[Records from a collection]
***

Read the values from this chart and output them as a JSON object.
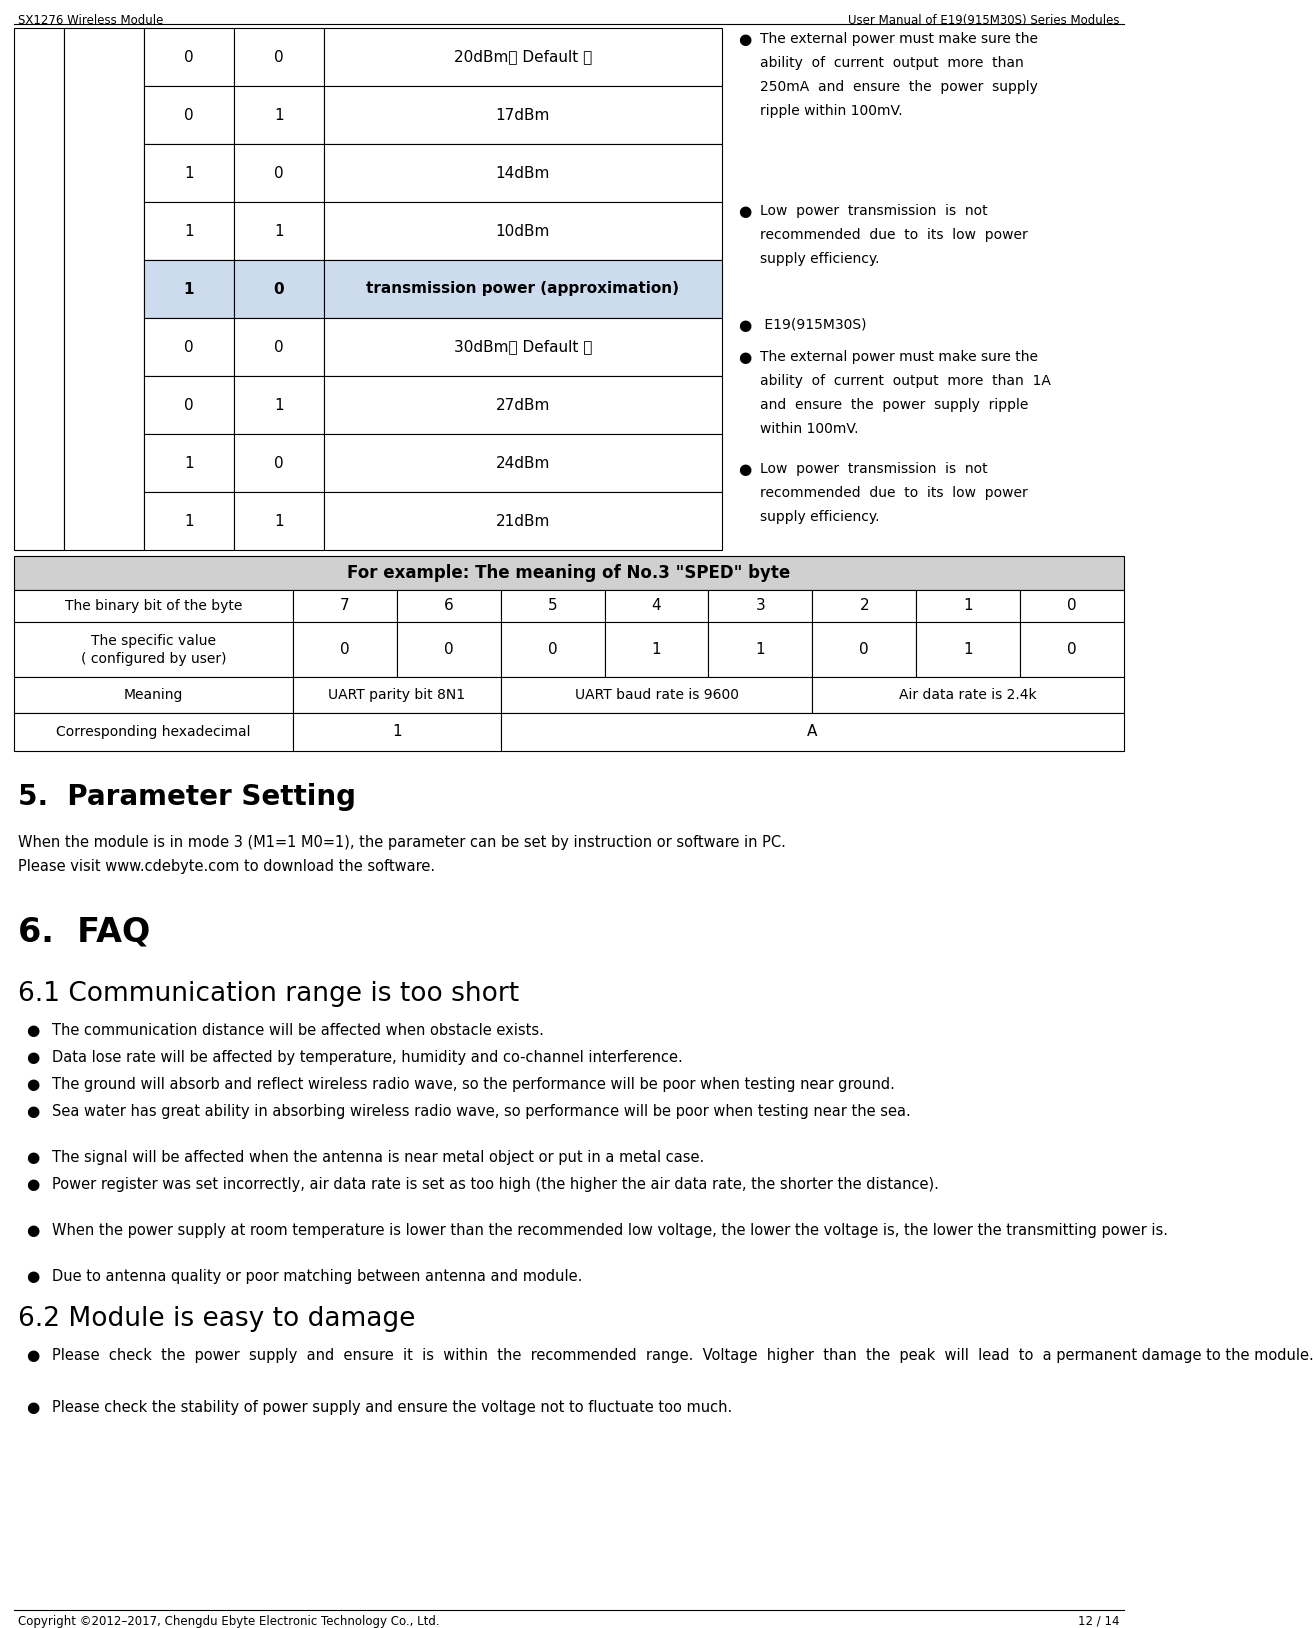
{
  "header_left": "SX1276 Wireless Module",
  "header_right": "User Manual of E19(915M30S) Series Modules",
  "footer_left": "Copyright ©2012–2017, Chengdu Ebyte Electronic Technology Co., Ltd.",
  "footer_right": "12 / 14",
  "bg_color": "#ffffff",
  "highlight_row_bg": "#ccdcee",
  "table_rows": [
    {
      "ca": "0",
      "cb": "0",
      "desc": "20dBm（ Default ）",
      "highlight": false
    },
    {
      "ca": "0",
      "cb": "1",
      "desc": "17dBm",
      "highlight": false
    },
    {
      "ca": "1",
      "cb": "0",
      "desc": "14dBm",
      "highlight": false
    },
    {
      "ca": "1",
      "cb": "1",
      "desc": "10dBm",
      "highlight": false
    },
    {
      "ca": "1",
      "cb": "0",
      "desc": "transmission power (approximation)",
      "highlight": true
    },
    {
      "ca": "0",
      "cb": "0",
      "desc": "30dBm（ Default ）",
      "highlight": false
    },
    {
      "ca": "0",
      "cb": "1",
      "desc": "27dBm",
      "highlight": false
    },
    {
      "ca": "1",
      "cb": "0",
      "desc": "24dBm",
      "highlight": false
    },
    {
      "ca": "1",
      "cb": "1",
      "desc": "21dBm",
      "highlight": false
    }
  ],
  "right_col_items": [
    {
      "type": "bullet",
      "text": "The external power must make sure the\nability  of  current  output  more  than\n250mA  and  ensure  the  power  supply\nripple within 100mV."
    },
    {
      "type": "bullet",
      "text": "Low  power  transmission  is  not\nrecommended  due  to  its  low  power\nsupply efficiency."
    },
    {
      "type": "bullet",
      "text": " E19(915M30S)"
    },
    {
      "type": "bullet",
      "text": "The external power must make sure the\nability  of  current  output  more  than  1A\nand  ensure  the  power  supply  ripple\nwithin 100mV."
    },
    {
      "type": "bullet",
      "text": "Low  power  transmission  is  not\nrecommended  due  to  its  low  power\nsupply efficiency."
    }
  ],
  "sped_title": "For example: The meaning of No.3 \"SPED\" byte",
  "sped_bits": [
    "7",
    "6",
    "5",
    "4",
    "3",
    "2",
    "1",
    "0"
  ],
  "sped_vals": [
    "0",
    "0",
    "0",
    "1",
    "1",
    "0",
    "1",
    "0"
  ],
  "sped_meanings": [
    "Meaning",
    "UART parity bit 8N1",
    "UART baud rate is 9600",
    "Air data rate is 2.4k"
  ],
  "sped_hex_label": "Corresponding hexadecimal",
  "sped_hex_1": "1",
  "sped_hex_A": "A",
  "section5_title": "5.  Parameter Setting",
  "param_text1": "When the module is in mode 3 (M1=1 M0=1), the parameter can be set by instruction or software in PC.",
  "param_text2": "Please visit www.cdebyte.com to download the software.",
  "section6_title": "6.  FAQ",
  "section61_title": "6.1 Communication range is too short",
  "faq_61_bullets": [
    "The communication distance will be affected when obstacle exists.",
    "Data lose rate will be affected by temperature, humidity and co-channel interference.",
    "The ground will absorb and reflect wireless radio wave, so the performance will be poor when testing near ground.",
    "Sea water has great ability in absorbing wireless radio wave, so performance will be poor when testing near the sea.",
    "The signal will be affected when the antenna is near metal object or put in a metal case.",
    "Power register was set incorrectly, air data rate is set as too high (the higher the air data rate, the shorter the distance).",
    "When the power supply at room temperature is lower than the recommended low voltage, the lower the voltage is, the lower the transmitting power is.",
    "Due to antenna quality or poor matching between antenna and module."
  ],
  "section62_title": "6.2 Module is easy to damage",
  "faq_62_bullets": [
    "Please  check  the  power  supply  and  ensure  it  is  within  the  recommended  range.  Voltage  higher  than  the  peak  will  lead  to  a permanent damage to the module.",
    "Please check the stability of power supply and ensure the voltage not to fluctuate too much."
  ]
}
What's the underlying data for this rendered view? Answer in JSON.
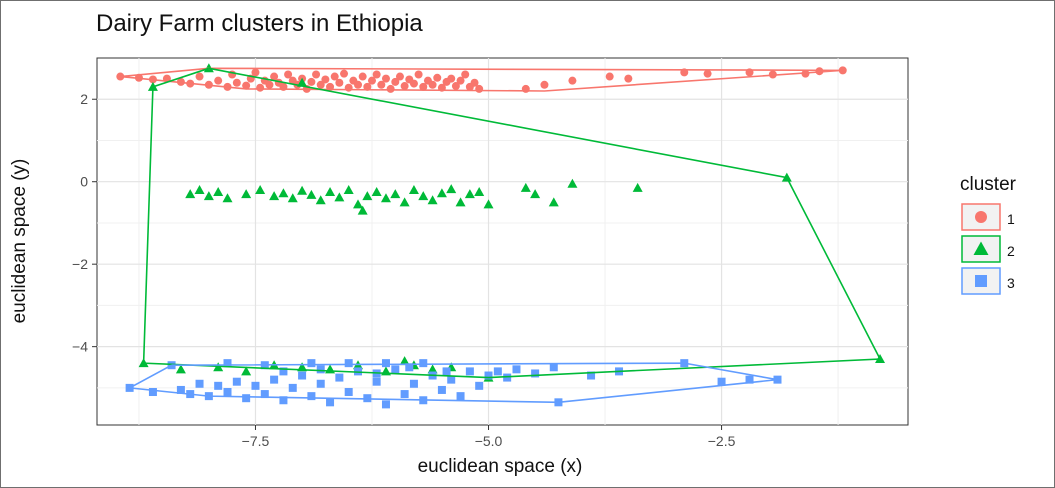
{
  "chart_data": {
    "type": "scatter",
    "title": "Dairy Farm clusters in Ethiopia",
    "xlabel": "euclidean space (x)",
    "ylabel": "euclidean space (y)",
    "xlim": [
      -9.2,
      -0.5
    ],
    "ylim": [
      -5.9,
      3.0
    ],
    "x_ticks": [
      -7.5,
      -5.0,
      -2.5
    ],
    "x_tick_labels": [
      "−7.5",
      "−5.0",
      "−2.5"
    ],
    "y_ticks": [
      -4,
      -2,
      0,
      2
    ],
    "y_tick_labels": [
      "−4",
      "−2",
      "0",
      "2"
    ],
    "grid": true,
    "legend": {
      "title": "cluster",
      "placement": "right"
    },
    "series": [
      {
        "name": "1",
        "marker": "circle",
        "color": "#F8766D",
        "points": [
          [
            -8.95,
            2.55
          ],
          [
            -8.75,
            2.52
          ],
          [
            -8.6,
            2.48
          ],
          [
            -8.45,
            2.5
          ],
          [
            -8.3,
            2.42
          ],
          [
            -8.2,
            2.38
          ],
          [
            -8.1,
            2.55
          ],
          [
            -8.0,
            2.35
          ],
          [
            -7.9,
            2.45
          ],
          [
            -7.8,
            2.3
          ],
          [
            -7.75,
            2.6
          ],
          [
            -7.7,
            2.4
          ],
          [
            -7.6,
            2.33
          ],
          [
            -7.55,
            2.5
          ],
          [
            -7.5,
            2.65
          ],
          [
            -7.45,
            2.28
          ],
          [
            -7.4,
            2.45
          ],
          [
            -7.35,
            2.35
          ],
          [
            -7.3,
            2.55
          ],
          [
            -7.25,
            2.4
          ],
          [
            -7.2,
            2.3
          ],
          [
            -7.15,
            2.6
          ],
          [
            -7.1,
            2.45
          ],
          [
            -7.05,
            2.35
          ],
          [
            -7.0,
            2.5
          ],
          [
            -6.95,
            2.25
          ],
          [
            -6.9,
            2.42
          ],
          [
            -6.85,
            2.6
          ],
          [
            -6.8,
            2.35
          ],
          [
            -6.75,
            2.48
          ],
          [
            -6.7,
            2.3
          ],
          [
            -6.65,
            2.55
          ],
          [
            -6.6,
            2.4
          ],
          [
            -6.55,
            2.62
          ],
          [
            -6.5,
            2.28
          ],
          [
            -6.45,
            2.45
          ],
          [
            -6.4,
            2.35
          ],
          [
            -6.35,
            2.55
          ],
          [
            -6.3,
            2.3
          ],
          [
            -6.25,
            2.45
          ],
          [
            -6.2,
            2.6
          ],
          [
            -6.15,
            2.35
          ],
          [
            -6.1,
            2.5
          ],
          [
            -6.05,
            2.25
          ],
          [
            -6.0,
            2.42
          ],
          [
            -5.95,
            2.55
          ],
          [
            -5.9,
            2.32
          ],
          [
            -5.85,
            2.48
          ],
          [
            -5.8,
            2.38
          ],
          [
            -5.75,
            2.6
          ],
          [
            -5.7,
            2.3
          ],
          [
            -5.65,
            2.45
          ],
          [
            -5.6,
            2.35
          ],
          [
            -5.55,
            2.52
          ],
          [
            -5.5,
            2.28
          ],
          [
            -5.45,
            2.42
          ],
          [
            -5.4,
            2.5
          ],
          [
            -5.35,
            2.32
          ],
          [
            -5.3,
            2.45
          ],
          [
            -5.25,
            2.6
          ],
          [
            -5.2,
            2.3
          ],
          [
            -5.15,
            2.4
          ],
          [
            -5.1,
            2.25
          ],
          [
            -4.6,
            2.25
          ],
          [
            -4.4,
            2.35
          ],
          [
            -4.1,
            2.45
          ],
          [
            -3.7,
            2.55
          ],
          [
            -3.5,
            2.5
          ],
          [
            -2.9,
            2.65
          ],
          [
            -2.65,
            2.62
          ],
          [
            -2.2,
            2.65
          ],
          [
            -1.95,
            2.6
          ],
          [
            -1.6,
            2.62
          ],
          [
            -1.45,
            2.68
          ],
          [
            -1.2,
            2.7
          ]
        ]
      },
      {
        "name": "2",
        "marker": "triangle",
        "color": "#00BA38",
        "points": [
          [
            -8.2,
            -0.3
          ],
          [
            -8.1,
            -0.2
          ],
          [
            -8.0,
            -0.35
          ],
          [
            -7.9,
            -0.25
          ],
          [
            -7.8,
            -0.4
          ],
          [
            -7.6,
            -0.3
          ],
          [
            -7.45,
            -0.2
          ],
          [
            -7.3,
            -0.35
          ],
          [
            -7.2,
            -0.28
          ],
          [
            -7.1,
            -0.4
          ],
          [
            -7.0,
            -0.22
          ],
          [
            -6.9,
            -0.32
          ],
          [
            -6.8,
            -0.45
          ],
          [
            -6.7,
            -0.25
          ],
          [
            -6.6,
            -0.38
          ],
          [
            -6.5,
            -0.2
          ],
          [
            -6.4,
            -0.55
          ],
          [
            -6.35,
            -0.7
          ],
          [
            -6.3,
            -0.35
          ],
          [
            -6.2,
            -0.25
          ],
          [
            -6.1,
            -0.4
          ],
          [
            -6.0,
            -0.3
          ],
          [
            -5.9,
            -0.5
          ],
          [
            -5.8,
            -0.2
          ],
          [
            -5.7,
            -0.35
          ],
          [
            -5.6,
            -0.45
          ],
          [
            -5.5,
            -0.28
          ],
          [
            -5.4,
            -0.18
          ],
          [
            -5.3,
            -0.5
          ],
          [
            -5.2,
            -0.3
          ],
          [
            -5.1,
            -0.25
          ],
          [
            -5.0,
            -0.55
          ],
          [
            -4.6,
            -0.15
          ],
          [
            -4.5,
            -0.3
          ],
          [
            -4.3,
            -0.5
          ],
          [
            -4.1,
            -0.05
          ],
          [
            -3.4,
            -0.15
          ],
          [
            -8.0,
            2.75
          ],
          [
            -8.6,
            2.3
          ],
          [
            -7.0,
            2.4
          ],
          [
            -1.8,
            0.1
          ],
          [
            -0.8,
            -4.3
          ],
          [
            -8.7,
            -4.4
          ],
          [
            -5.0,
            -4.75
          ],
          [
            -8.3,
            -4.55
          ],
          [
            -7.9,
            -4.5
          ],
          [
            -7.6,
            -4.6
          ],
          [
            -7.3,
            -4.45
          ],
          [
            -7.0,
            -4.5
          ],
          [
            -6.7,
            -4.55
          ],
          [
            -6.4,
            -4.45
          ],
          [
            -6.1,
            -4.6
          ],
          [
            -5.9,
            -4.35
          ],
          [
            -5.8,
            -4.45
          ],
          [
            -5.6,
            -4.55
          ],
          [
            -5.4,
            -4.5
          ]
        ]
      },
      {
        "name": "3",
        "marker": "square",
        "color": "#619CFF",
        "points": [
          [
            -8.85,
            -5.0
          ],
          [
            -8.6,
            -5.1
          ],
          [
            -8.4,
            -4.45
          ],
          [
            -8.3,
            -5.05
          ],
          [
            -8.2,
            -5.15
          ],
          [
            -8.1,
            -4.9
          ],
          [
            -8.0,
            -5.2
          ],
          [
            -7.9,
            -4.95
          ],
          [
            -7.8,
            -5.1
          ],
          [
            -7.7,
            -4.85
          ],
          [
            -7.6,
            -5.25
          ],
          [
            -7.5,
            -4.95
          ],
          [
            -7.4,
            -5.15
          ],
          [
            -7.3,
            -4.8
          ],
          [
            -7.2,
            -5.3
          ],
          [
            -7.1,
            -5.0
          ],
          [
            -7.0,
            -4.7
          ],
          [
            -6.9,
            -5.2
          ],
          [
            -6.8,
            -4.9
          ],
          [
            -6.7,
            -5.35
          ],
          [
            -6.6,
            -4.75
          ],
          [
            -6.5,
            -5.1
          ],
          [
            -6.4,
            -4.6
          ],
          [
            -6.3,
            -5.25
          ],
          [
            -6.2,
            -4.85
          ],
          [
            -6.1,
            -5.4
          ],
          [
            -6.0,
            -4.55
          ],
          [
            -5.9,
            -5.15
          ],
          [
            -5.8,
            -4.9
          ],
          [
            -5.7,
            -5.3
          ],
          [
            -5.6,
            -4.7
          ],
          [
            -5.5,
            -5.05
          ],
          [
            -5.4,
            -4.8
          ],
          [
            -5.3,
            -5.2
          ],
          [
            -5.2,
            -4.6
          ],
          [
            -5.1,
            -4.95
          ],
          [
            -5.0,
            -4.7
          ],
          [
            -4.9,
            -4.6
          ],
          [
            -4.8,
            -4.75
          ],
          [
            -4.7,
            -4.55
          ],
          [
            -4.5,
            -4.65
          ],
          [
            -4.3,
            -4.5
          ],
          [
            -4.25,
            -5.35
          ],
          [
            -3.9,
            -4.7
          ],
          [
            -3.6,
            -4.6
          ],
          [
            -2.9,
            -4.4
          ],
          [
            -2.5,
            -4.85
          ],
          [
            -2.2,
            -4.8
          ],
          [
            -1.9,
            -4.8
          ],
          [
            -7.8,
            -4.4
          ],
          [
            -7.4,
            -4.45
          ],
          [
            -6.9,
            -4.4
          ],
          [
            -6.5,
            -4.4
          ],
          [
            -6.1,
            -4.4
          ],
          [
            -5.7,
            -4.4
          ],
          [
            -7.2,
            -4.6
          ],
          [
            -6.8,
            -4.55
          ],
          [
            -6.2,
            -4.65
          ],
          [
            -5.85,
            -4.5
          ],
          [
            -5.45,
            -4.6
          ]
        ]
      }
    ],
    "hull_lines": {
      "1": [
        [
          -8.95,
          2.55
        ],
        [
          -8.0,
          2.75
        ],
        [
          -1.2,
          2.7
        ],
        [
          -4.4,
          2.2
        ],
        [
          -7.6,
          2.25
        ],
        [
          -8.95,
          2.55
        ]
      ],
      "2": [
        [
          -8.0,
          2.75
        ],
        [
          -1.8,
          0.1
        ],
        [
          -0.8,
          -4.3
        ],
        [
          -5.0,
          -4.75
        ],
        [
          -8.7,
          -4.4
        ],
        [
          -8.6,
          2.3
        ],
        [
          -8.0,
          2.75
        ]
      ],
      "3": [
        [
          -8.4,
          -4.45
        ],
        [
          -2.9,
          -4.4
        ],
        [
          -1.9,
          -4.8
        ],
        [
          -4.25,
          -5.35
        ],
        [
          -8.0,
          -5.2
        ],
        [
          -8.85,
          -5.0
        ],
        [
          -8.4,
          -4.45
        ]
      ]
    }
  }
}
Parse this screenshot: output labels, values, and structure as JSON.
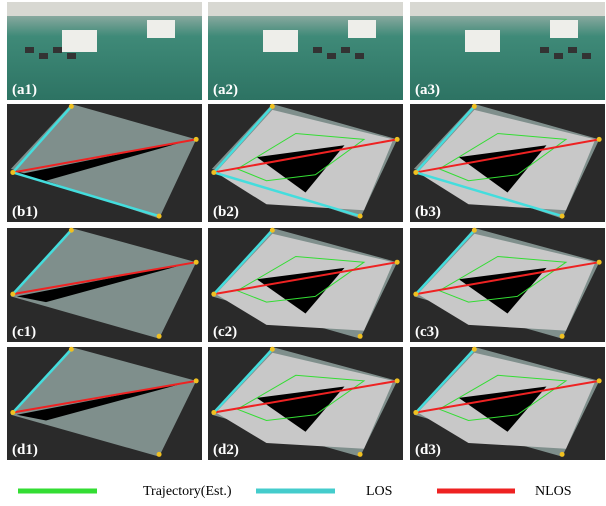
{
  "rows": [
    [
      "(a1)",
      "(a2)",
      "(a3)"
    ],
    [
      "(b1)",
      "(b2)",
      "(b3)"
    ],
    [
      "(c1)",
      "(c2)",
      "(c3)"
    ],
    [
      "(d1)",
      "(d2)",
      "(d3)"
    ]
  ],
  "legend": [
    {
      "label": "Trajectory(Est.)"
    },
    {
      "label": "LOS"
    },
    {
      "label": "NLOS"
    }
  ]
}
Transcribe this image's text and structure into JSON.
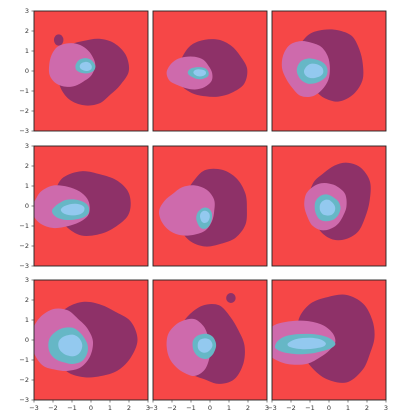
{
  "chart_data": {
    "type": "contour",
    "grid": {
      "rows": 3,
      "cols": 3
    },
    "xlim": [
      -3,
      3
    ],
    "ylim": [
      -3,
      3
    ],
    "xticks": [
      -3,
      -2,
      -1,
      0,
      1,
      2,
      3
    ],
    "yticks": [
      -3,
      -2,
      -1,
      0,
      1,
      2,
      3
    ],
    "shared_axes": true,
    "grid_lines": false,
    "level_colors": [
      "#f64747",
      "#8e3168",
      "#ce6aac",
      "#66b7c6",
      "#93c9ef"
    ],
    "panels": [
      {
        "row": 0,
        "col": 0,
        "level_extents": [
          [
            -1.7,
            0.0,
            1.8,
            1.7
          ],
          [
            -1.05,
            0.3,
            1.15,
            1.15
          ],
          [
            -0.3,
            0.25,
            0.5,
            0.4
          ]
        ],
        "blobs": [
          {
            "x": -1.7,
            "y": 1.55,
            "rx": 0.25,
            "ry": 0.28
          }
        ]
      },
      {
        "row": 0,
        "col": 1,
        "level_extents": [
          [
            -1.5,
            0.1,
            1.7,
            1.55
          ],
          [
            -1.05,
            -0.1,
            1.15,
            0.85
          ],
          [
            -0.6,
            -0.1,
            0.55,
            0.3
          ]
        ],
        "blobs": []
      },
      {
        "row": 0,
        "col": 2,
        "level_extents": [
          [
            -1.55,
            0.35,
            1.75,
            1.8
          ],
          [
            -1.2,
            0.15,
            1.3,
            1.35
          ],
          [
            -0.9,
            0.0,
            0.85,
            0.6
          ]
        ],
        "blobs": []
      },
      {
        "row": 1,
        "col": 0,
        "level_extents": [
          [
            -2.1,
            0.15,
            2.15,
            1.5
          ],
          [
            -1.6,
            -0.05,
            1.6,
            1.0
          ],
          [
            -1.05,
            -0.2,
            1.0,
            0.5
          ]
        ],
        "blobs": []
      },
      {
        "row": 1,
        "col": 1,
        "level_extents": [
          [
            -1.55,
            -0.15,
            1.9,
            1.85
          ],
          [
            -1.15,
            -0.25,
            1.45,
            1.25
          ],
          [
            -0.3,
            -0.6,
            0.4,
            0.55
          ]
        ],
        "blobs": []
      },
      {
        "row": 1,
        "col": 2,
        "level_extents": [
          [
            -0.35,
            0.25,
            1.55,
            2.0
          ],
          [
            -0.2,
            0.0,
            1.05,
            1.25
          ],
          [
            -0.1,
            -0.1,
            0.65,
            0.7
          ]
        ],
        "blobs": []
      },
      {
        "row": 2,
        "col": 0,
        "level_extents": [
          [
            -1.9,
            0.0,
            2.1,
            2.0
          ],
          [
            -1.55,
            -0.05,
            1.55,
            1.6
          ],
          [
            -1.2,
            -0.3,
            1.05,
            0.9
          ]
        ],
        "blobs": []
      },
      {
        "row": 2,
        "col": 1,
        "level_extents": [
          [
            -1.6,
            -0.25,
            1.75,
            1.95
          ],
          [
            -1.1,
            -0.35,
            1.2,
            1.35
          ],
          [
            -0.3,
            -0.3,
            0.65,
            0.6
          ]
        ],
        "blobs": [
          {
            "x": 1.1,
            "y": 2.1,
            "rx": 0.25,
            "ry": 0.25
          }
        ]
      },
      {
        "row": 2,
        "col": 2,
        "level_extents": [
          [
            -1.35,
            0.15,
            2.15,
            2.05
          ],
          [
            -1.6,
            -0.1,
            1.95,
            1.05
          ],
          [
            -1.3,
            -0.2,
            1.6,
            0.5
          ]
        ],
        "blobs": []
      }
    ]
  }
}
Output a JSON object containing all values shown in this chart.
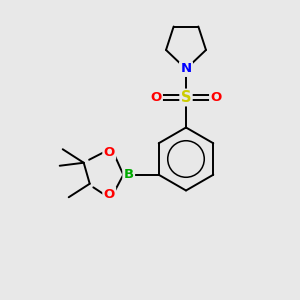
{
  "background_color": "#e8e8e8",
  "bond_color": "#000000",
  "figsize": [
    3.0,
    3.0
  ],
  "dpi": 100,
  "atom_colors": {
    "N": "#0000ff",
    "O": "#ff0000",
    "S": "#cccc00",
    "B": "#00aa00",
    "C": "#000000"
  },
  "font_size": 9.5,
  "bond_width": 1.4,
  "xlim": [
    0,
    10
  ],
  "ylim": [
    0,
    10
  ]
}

***

## Set exercise:
Each line that has the word "performance" should be copied.

## Exercise response:
    "The ground will absorb and reflect wireless radio wave, so the performance will be poor when testing near ground.",
    "Sea water has great ability in absorbing wireless radio wave, so performance will be poor when testing near the sea.",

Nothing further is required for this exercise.